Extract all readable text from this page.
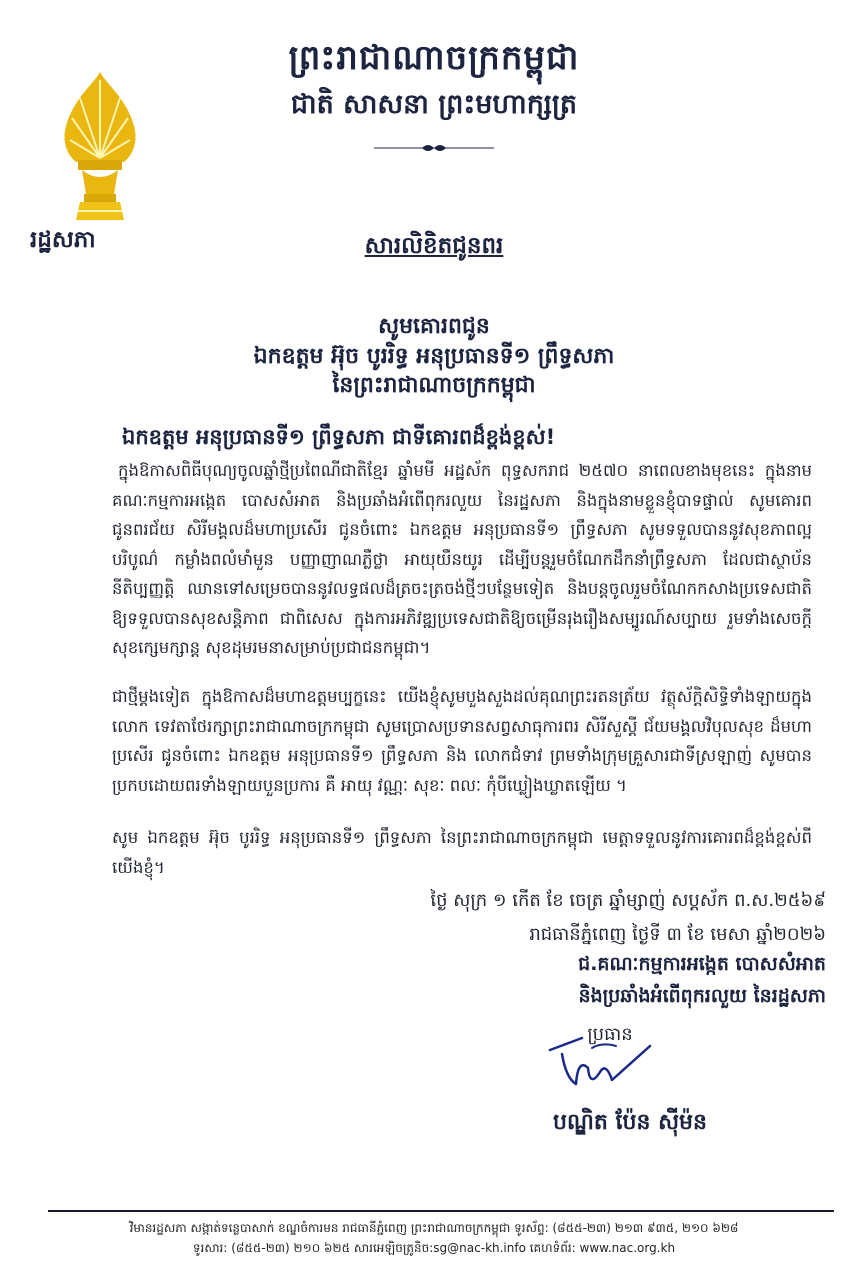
ព្រះរាជាណាចក្រកម្ពុជា
ជាតិ សាសនា ព្រះមហាក្សត្រ
រដ្ឋសភា	សារលិខិតជូនពរ
សូមគោរពជូន
ឯកឧត្តម អ៊ុច បូររិទ្ធ អនុប្រធានទី១ ព្រឹទ្ធសភា
នៃព្រះរាជាណាចក្រកម្ពុជា
ឯកឧត្តម អនុប្រធានទី១ ព្រឹទ្ធសភា ជាទីគោរពដ៏ខ្ពង់ខ្ពស់!
ក្នុងឱកាសពិធីបុណ្យចូលឆ្នាំថ្មីប្រពៃណីជាតិខ្មែរ ឆ្នាំមមី អដ្ឋស័ក ពុទ្ធសករាជ ២៥៧០ នាពេលខាងមុខនេះ ក្នុងនាមគណៈកម្មការអង្កេត បោសសំអាត និងប្រឆាំងអំពើពុករលួយ នៃរដ្ឋសភា និងក្នុងនាមខ្លួនខ្ញុំបាទផ្ទាល់ សូមគោរពជូនពរជ័យ សិរីមង្គលដ៏មហាប្រសើរ ជូនចំពោះ ឯកឧត្តម អនុប្រធានទី១ ព្រឹទ្ធសភា សូមទទួលបាននូវសុខភាពល្អបរិបូណ៌ កម្លាំងពលំមាំមួន បញ្ញាញាណភ្លឺថ្លា អាយុយឺនយូរ ដើម្បីបន្តរួមចំណែកដឹកនាំព្រឹទ្ធសភា ដែលជាស្ថាប័ននីតិប្បញ្ញត្តិ ឈានទៅសម្រេចបាននូវលទ្ធផលដ៏ត្រចះត្រចង់ថ្មីៗបន្ថែមទៀត និងបន្តចូលរួមចំណែកកសាងប្រទេសជាតិឱ្យទទួលបានសុខសន្តិភាព ជាពិសេស ក្នុងការអភិវឌ្ឍប្រទេសជាតិឱ្យចម្រើនរុងរឿងសម្បូរណ៍សប្បាយ រួមទាំងសេចក្ដីសុខក្សេមក្សាន្ត សុខដុមរមនាសម្រាប់ប្រជាជនកម្ពុជា។
ជាថ្មីម្ដងទៀត ក្នុងឱកាសដ៏មហាឧត្តមប្បក្ខនេះ យើងខ្ញុំសូមបួងសួងដល់គុណព្រះរតនត្រ័យ វត្ថុស័ក្ដិសិទ្ធិទាំងឡាយក្នុងលោក ទេវតាថែរក្សាព្រះរាជាណាចក្រកម្ពុជា សូមប្រោសប្រទានសព្វសាធុការពរ សិរីសួស្ដី ជ័យមង្គលវិបុលសុខ ដ៏មហាប្រសើរ ជូនចំពោះ ឯកឧត្តម អនុប្រធានទី១ ព្រឹទ្ធសភា និង លោកជំទាវ ព្រមទាំងក្រុមគ្រួសារជាទីស្រឡាញ់ សូមបានប្រកបដោយពរទាំងឡាយបួនប្រការ គឺ អាយុ វណ្ណៈ សុខៈ ពលៈ កុំបីឃ្លៀងឃ្លាតឡើយ ។
សូម ឯកឧត្តម អ៊ុច បូររិទ្ធ អនុប្រធានទី១ ព្រឹទ្ធសភា នៃព្រះរាជាណាចក្រកម្ពុជា មេត្តាទទួលនូវការគោរពដ៏ខ្ពង់ខ្ពស់ពីយើងខ្ញុំ។
ថ្ងៃ សុក្រ ១ កើត ខែ ចេត្រ ឆ្នាំម្សាញ់ សប្តស័ក ព.ស.២៥៦៩
រាជធានីភ្នំពេញ ថ្ងៃទី ៣ ខែ មេសា ឆ្នាំ២០២៦
ជ.គណៈកម្មការអង្កេត បោសសំអាត
និងប្រឆាំងអំពើពុករលួយ នៃរដ្ឋសភា
ប្រធាន
បណ្ឌិត ប៉ែន ស៊ីម៉ន
វិមានរដ្ឋសភា សង្កាត់ទន្លេបាសាក់ ខណ្ឌចំការមន រាជធានីភ្នំពេញ ព្រះរាជាណាចក្រកម្ពុជា ទូរស័ព្ទ: (៨៥៥-២៣) ២១៣ ៩៣៥, ២១០ ៦២៨
ទូរសារ: (៨៥៥-២៣) ២១០ ៦២៥ សារអេឡិចត្រូនិច:sg@nac-kh.info គេហទំព័រ: www.nac.org.kh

● **TASK DESCRIPTION**
Return to the listing above and set it down exactly, leaving out its pictures.

● **FINISHED TASK**
Extract all readable text from this page.
ព្រះរាជាណាចក្រកម្ពុជា
ជាតិ សាសនា ព្រះមហាក្សត្រ
រដ្ឋសភា	សារលិខិតជូនពរ
សូមគោរពជូន
ឯកឧត្តម អ៊ុច បូររិទ្ធ អនុប្រធានទី១ ព្រឹទ្ធសភា
នៃព្រះរាជាណាចក្រកម្ពុជា
ឯកឧត្តម អនុប្រធានទី១ ព្រឹទ្ធសភា ជាទីគោរពដ៏ខ្ពង់ខ្ពស់!
ក្នុងឱកាសពិធីបុណ្យចូលឆ្នាំថ្មីប្រពៃណីជាតិខ្មែរ ឆ្នាំមមី អដ្ឋស័ក ពុទ្ធសករាជ ២៥៧០ នាពេលខាងមុខនេះ ក្នុងនាមគណៈកម្មការអង្កេត បោសសំអាត និងប្រឆាំងអំពើពុករលួយ នៃរដ្ឋសភា និងក្នុងនាមខ្លួនខ្ញុំបាទផ្ទាល់ សូមគោរពជូនពរជ័យ សិរីមង្គលដ៏មហាប្រសើរ ជូនចំពោះ ឯកឧត្តម អនុប្រធានទី១ ព្រឹទ្ធសភា សូមទទួលបាននូវសុខភាពល្អបរិបូណ៌ កម្លាំងពលំមាំមួន បញ្ញាញាណភ្លឺថ្លា អាយុយឺនយូរ ដើម្បីបន្តរួមចំណែកដឹកនាំព្រឹទ្ធសភា ដែលជាស្ថាប័ននីតិប្បញ្ញត្តិ ឈានទៅសម្រេចបាននូវលទ្ធផលដ៏ត្រចះត្រចង់ថ្មីៗបន្ថែមទៀត និងបន្តចូលរួមចំណែកកសាងប្រទេសជាតិឱ្យទទួលបានសុខសន្តិភាព ជាពិសេស ក្នុងការអភិវឌ្ឍប្រទេសជាតិឱ្យចម្រើនរុងរឿងសម្បូរណ៍សប្បាយ រួមទាំងសេចក្ដីសុខក្សេមក្សាន្ត សុខដុមរមនាសម្រាប់ប្រជាជនកម្ពុជា។
ជាថ្មីម្ដងទៀត ក្នុងឱកាសដ៏មហាឧត្តមប្បក្ខនេះ យើងខ្ញុំសូមបួងសួងដល់គុណព្រះរតនត្រ័យ វត្ថុស័ក្ដិសិទ្ធិទាំងឡាយក្នុងលោក ទេវតាថែរក្សាព្រះរាជាណាចក្រកម្ពុជា សូមប្រោសប្រទានសព្វសាធុការពរ សិរីសួស្ដី ជ័យមង្គលវិបុលសុខ ដ៏មហាប្រសើរ ជូនចំពោះ ឯកឧត្តម អនុប្រធានទី១ ព្រឹទ្ធសភា និង លោកជំទាវ ព្រមទាំងក្រុមគ្រួសារជាទីស្រឡាញ់ សូមបានប្រកបដោយពរទាំងឡាយបួនប្រការ គឺ អាយុ វណ្ណៈ សុខៈ ពលៈ កុំបីឃ្លៀងឃ្លាតឡើយ ។
សូម ឯកឧត្តម អ៊ុច បូររិទ្ធ អនុប្រធានទី១ ព្រឹទ្ធសភា នៃព្រះរាជាណាចក្រកម្ពុជា មេត្តាទទួលនូវការគោរពដ៏ខ្ពង់ខ្ពស់ពីយើងខ្ញុំ។
ថ្ងៃ សុក្រ ១ កើត ខែ ចេត្រ ឆ្នាំម្សាញ់ សប្តស័ក ព.ស.២៥៦៩
រាជធានីភ្នំពេញ ថ្ងៃទី ៣ ខែ មេសា ឆ្នាំ២០២៦
ជ.គណៈកម្មការអង្កេត បោសសំអាត
និងប្រឆាំងអំពើពុករលួយ នៃរដ្ឋសភា
ប្រធាន
បណ្ឌិត ប៉ែន ស៊ីម៉ន
វិមានរដ្ឋសភា សង្កាត់ទន្លេបាសាក់ ខណ្ឌចំការមន រាជធានីភ្នំពេញ ព្រះរាជាណាចក្រកម្ពុជា ទូរស័ព្ទ: (៨៥៥-២៣) ២១៣ ៩៣៥, ២១០ ៦២៨
ទូរសារ: (៨៥៥-២៣) ២១០ ៦២៥ សារអេឡិចត្រូនិច:sg@nac-kh.info គេហទំព័រ: www.nac.org.kh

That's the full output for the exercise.